*** DATA EXCERPTS ***

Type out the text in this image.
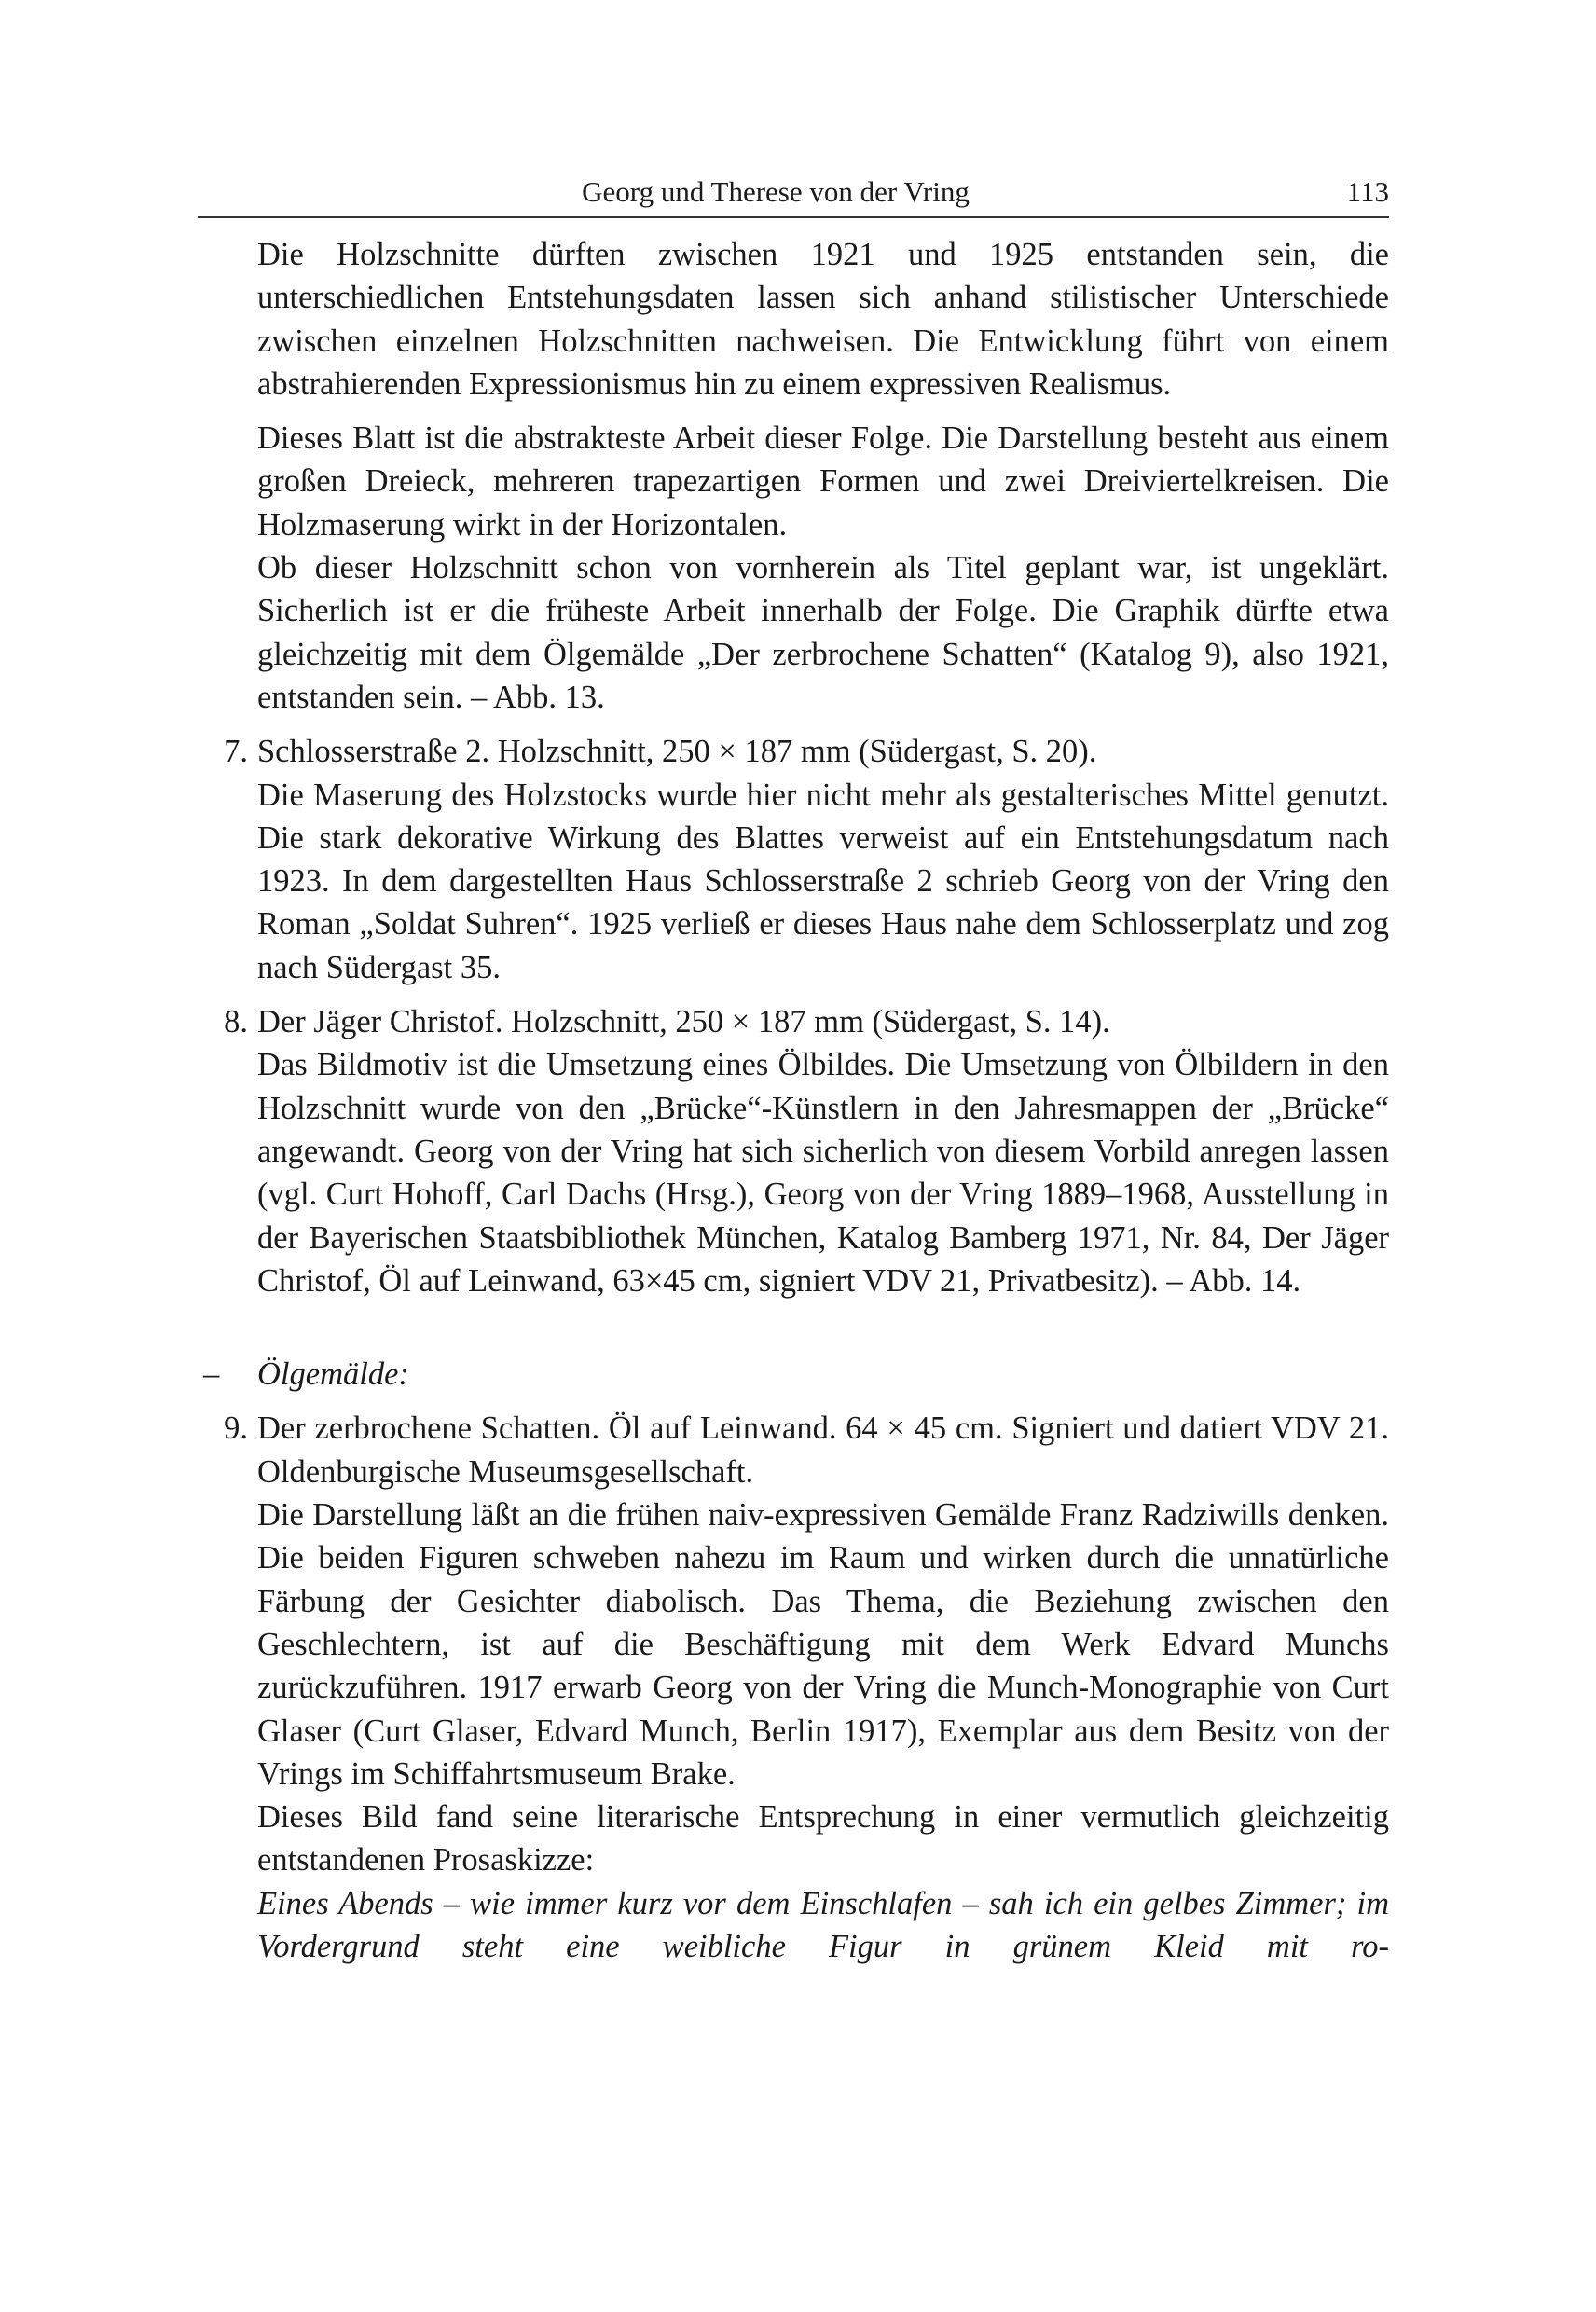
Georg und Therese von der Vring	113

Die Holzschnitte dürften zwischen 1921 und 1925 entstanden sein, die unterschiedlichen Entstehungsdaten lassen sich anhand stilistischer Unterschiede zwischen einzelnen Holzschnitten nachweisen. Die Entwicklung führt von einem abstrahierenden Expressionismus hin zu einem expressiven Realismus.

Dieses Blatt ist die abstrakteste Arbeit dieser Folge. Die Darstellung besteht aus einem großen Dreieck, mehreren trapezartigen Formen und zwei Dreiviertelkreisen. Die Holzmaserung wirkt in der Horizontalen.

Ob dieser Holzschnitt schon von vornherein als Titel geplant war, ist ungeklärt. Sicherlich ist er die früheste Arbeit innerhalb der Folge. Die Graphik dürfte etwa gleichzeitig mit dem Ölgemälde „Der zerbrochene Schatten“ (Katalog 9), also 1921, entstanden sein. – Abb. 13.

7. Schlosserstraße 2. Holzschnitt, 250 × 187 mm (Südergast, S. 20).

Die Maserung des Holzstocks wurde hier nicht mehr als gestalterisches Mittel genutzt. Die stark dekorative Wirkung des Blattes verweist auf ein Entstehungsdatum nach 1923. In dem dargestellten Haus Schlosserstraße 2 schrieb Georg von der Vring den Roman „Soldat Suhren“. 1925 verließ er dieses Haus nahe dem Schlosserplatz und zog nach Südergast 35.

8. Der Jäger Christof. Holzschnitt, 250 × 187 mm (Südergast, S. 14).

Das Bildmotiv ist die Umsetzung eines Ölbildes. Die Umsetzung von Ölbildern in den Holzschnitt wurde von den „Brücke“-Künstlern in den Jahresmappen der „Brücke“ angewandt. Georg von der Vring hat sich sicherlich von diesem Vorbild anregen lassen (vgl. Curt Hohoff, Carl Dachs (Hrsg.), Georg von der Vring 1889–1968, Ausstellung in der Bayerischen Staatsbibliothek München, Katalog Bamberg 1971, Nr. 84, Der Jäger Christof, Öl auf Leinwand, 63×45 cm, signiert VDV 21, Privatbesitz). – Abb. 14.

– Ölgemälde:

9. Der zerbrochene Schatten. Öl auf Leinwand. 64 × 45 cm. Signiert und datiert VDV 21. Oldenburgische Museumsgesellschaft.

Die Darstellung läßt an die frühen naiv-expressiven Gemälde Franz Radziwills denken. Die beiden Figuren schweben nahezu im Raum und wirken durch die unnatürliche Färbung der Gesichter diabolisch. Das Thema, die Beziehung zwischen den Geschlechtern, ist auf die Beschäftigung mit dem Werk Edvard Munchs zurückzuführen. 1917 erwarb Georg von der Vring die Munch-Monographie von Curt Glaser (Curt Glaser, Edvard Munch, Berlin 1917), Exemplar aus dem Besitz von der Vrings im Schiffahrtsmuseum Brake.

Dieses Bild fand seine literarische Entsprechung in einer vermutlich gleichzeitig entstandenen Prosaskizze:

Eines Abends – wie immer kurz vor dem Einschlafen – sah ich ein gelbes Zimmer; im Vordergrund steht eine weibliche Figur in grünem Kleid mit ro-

***
*** DATA EXCERPTS ***

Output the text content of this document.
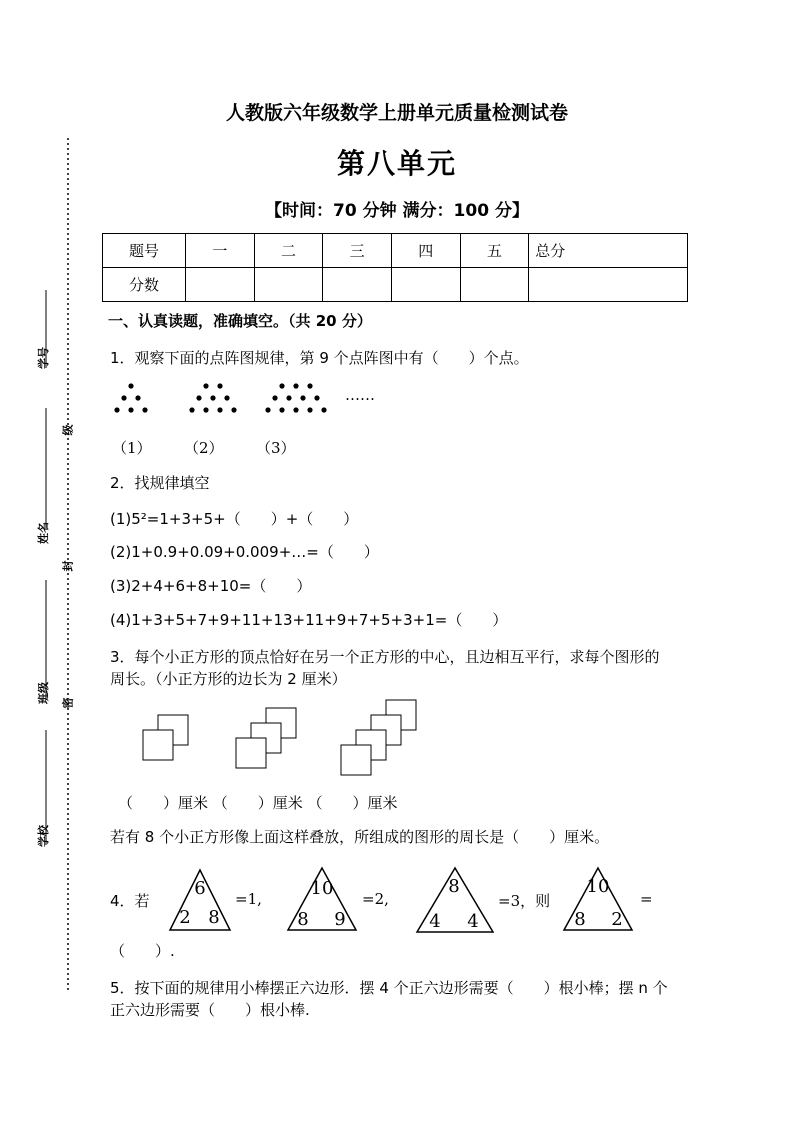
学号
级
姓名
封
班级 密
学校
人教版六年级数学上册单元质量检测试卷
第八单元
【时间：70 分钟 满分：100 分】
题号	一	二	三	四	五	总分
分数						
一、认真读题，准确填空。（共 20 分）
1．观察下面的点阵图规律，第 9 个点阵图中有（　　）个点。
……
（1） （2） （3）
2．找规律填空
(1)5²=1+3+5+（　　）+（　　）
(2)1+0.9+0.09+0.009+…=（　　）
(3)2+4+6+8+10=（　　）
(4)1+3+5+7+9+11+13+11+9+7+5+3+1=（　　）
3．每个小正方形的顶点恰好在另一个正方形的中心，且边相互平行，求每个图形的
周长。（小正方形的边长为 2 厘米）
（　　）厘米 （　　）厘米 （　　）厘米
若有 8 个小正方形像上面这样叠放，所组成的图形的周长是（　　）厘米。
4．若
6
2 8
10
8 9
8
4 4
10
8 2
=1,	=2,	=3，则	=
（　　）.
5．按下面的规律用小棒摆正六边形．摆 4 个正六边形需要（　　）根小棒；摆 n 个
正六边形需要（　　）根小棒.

***

EXERCISE DETAILS —
Locate the word "Leinwand" in the data above. Copy every line carrying it.

TASK ANSWER —
Das Bildmotiv ist die Umsetzung eines Ölbildes. Die Umsetzung von Ölbildern in den Holzschnitt wurde von den „Brücke“-Künstlern in den Jahresmappen der „Brücke“ angewandt. Georg von der Vring hat sich sicherlich von diesem Vorbild anregen lassen (vgl. Curt Hohoff, Carl Dachs (Hrsg.), Georg von der Vring 1889–1968, Ausstellung in der Bayerischen Staatsbibliothek München, Katalog Bamberg 1971, Nr. 84, Der Jäger Christof, Öl auf Leinwand, 63×45 cm, signiert VDV 21, Privatbesitz). – Abb. 14.
9. Der zerbrochene Schatten. Öl auf Leinwand. 64 × 45 cm. Signiert und datiert VDV 21. Oldenburgische Museumsgesellschaft.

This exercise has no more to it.